Dataset items
## Begin
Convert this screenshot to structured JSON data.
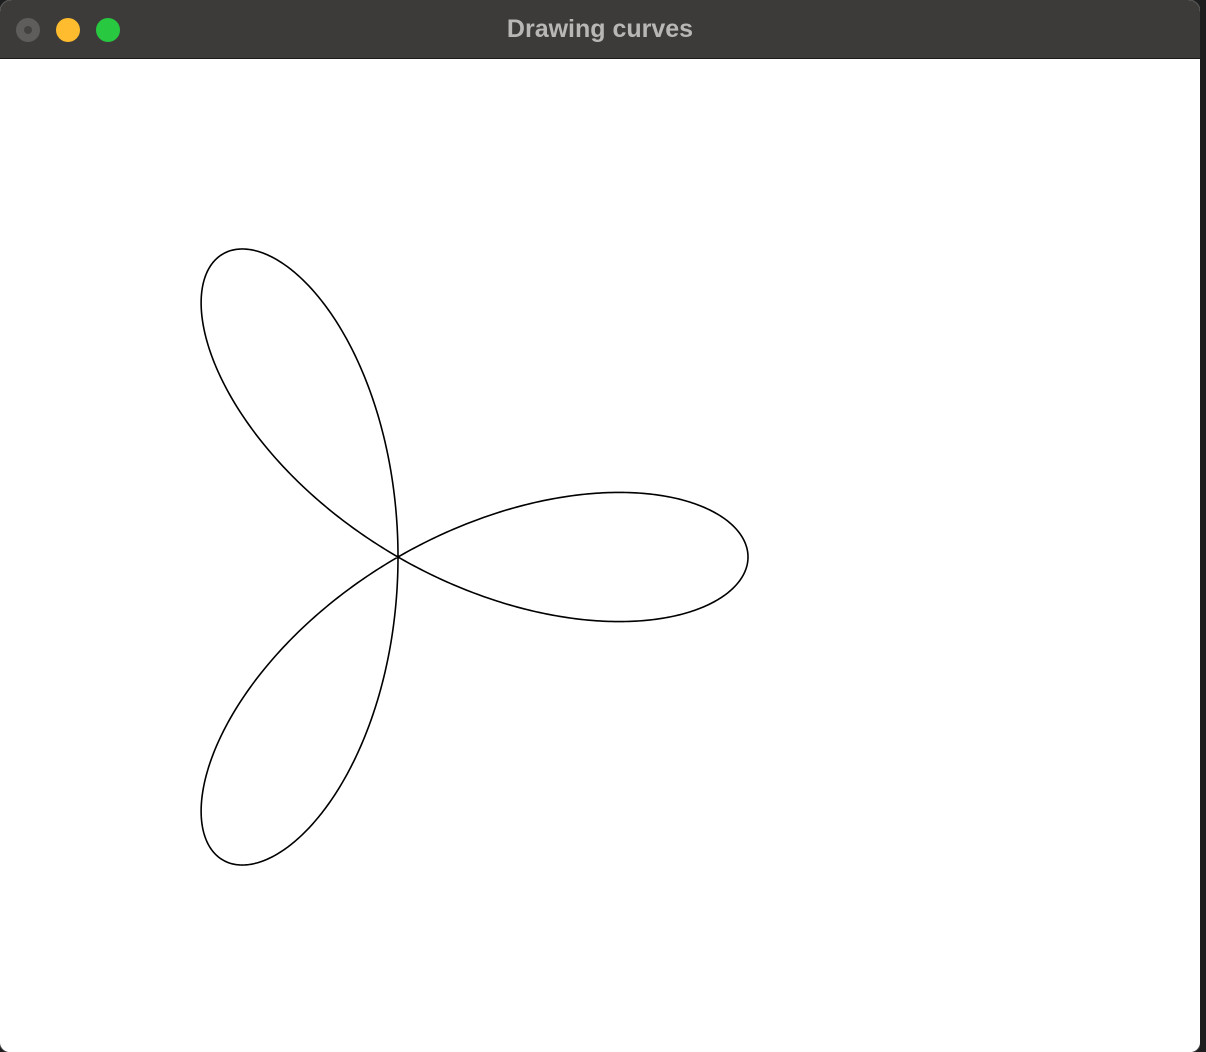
{
  "window": {
    "title": "Drawing curves"
  },
  "controls": {
    "close_icon": "close-icon",
    "minimize_icon": "minimize-icon",
    "zoom_icon": "zoom-icon"
  },
  "colors": {
    "titlebar": "#3d3b39",
    "close": "#5f5d5b",
    "minimize": "#febc2e",
    "zoom": "#28c840",
    "curve": "#000000",
    "canvas": "#ffffff"
  },
  "curve": {
    "type": "three-petal rose",
    "petals": 3
  }
}
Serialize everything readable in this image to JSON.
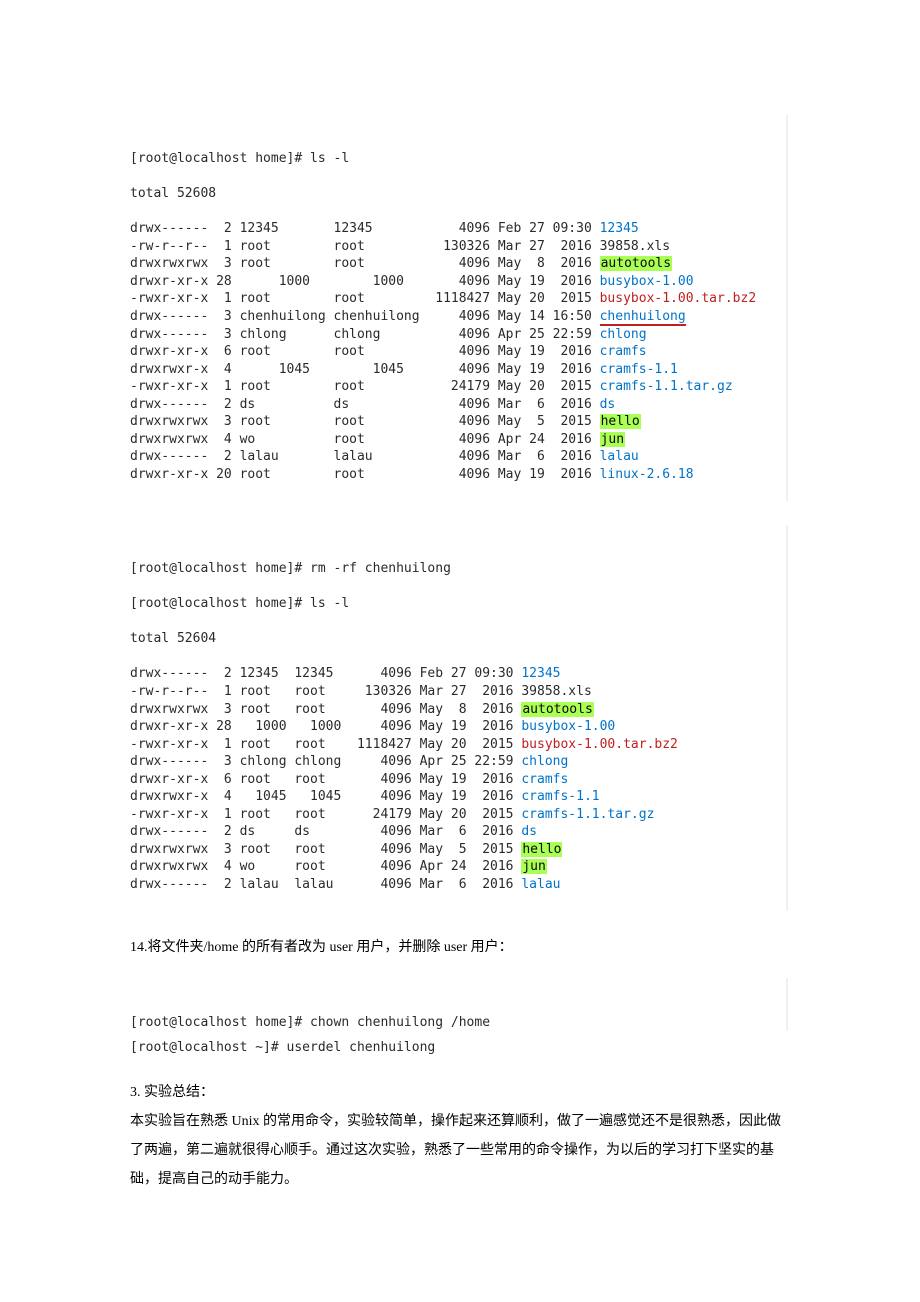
{
  "block1_prompt": "[root@localhost home]# ls -l",
  "block1_total": "total 52608",
  "block1": [
    {
      "perm": "drwx------",
      "ln": " 2",
      "own": "12345      ",
      "grp": "12345      ",
      "size": "    4096",
      "mon": "Feb",
      "day": "27",
      "time": "09:30",
      "name": "12345",
      "cls": "blue"
    },
    {
      "perm": "-rw-r--r--",
      "ln": " 1",
      "own": "root       ",
      "grp": "root       ",
      "size": "  130326",
      "mon": "Mar",
      "day": "27",
      "time": " 2016",
      "name": "39858.xls",
      "cls": ""
    },
    {
      "perm": "drwxrwxrwx",
      "ln": " 3",
      "own": "root       ",
      "grp": "root       ",
      "size": "    4096",
      "mon": "May",
      "day": " 8",
      "time": " 2016",
      "name": "autotools",
      "cls": "hl"
    },
    {
      "perm": "drwxr-xr-x",
      "ln": "28",
      "own": "     1000  ",
      "grp": "     1000  ",
      "size": "    4096",
      "mon": "May",
      "day": "19",
      "time": " 2016",
      "name": "busybox-1.00",
      "cls": "blue"
    },
    {
      "perm": "-rwxr-xr-x",
      "ln": " 1",
      "own": "root       ",
      "grp": "root       ",
      "size": " 1118427",
      "mon": "May",
      "day": "20",
      "time": " 2015",
      "name": "busybox-1.00.tar.bz2",
      "cls": "red"
    },
    {
      "perm": "drwx------",
      "ln": " 3",
      "own": "chenhuilong",
      "grp": "chenhuilong",
      "size": "    4096",
      "mon": "May",
      "day": "14",
      "time": "16:50",
      "name": "chenhuilong",
      "cls": "blue underline-red"
    },
    {
      "perm": "drwx------",
      "ln": " 3",
      "own": "chlong     ",
      "grp": "chlong     ",
      "size": "    4096",
      "mon": "Apr",
      "day": "25",
      "time": "22:59",
      "name": "chlong",
      "cls": "blue"
    },
    {
      "perm": "drwxr-xr-x",
      "ln": " 6",
      "own": "root       ",
      "grp": "root       ",
      "size": "    4096",
      "mon": "May",
      "day": "19",
      "time": " 2016",
      "name": "cramfs",
      "cls": "blue"
    },
    {
      "perm": "drwxrwxr-x",
      "ln": " 4",
      "own": "     1045  ",
      "grp": "     1045  ",
      "size": "    4096",
      "mon": "May",
      "day": "19",
      "time": " 2016",
      "name": "cramfs-1.1",
      "cls": "blue"
    },
    {
      "perm": "-rwxr-xr-x",
      "ln": " 1",
      "own": "root       ",
      "grp": "root       ",
      "size": "   24179",
      "mon": "May",
      "day": "20",
      "time": " 2015",
      "name": "cramfs-1.1.tar.gz",
      "cls": "blue"
    },
    {
      "perm": "drwx------",
      "ln": " 2",
      "own": "ds         ",
      "grp": "ds         ",
      "size": "    4096",
      "mon": "Mar",
      "day": " 6",
      "time": " 2016",
      "name": "ds",
      "cls": "blue"
    },
    {
      "perm": "drwxrwxrwx",
      "ln": " 3",
      "own": "root       ",
      "grp": "root       ",
      "size": "    4096",
      "mon": "May",
      "day": " 5",
      "time": " 2015",
      "name": "hello",
      "cls": "hl"
    },
    {
      "perm": "drwxrwxrwx",
      "ln": " 4",
      "own": "wo         ",
      "grp": "root       ",
      "size": "    4096",
      "mon": "Apr",
      "day": "24",
      "time": " 2016",
      "name": "jun",
      "cls": "hl"
    },
    {
      "perm": "drwx------",
      "ln": " 2",
      "own": "lalau      ",
      "grp": "lalau      ",
      "size": "    4096",
      "mon": "Mar",
      "day": " 6",
      "time": " 2016",
      "name": "lalau",
      "cls": "blue"
    },
    {
      "perm": "drwxr-xr-x",
      "ln": "20",
      "own": "root       ",
      "grp": "root       ",
      "size": "    4096",
      "mon": "May",
      "day": "19",
      "time": " 2016",
      "name": "linux-2.6.18",
      "cls": "blue"
    }
  ],
  "block2_prompt1": "[root@localhost home]# rm -rf chenhuilong",
  "block2_prompt2": "[root@localhost home]# ls -l",
  "block2_total": "total 52604",
  "block2": [
    {
      "perm": "drwx------",
      "ln": " 2",
      "own": "12345 ",
      "grp": "12345 ",
      "size": "    4096",
      "mon": "Feb",
      "day": "27",
      "time": "09:30",
      "name": "12345",
      "cls": "blue"
    },
    {
      "perm": "-rw-r--r--",
      "ln": " 1",
      "own": "root  ",
      "grp": "root  ",
      "size": "  130326",
      "mon": "Mar",
      "day": "27",
      "time": " 2016",
      "name": "39858.xls",
      "cls": ""
    },
    {
      "perm": "drwxrwxrwx",
      "ln": " 3",
      "own": "root  ",
      "grp": "root  ",
      "size": "    4096",
      "mon": "May",
      "day": " 8",
      "time": " 2016",
      "name": "autotools",
      "cls": "hl"
    },
    {
      "perm": "drwxr-xr-x",
      "ln": "28",
      "own": "  1000",
      "grp": "  1000",
      "size": "    4096",
      "mon": "May",
      "day": "19",
      "time": " 2016",
      "name": "busybox-1.00",
      "cls": "blue"
    },
    {
      "perm": "-rwxr-xr-x",
      "ln": " 1",
      "own": "root  ",
      "grp": "root  ",
      "size": " 1118427",
      "mon": "May",
      "day": "20",
      "time": " 2015",
      "name": "busybox-1.00.tar.bz2",
      "cls": "red"
    },
    {
      "perm": "drwx------",
      "ln": " 3",
      "own": "chlong",
      "grp": "chlong",
      "size": "    4096",
      "mon": "Apr",
      "day": "25",
      "time": "22:59",
      "name": "chlong",
      "cls": "blue"
    },
    {
      "perm": "drwxr-xr-x",
      "ln": " 6",
      "own": "root  ",
      "grp": "root  ",
      "size": "    4096",
      "mon": "May",
      "day": "19",
      "time": " 2016",
      "name": "cramfs",
      "cls": "blue"
    },
    {
      "perm": "drwxrwxr-x",
      "ln": " 4",
      "own": "  1045",
      "grp": "  1045",
      "size": "    4096",
      "mon": "May",
      "day": "19",
      "time": " 2016",
      "name": "cramfs-1.1",
      "cls": "blue"
    },
    {
      "perm": "-rwxr-xr-x",
      "ln": " 1",
      "own": "root  ",
      "grp": "root  ",
      "size": "   24179",
      "mon": "May",
      "day": "20",
      "time": " 2015",
      "name": "cramfs-1.1.tar.gz",
      "cls": "blue"
    },
    {
      "perm": "drwx------",
      "ln": " 2",
      "own": "ds    ",
      "grp": "ds    ",
      "size": "    4096",
      "mon": "Mar",
      "day": " 6",
      "time": " 2016",
      "name": "ds",
      "cls": "blue"
    },
    {
      "perm": "drwxrwxrwx",
      "ln": " 3",
      "own": "root  ",
      "grp": "root  ",
      "size": "    4096",
      "mon": "May",
      "day": " 5",
      "time": " 2015",
      "name": "hello",
      "cls": "hl"
    },
    {
      "perm": "drwxrwxrwx",
      "ln": " 4",
      "own": "wo    ",
      "grp": "root  ",
      "size": "    4096",
      "mon": "Apr",
      "day": "24",
      "time": " 2016",
      "name": "jun",
      "cls": "hl"
    },
    {
      "perm": "drwx------",
      "ln": " 2",
      "own": "lalau ",
      "grp": "lalau ",
      "size": "    4096",
      "mon": "Mar",
      "day": " 6",
      "time": " 2016",
      "name": "lalau",
      "cls": "blue"
    }
  ],
  "step14": "14.将文件夹/home 的所有者改为 user 用户，并删除 user 用户：",
  "cmd_chown": "[root@localhost home]# chown chenhuilong /home",
  "cmd_userdel": "[root@localhost ~]# userdel chenhuilong",
  "summary_title": "3. 实验总结：",
  "summary_body": "本实验旨在熟悉 Unix 的常用命令，实验较简单，操作起来还算顺利，做了一遍感觉还不是很熟悉，因此做了两遍，第二遍就很得心顺手。通过这次实验，熟悉了一些常用的命令操作，为以后的学习打下坚实的基础，提高自己的动手能力。"
}
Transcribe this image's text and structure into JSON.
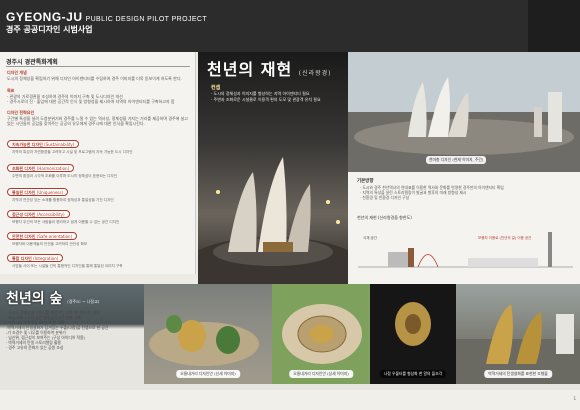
## End
### Aim of the exercise
Say how many lines in the records hold "minimize", with the number as the whole reply.

### Response
2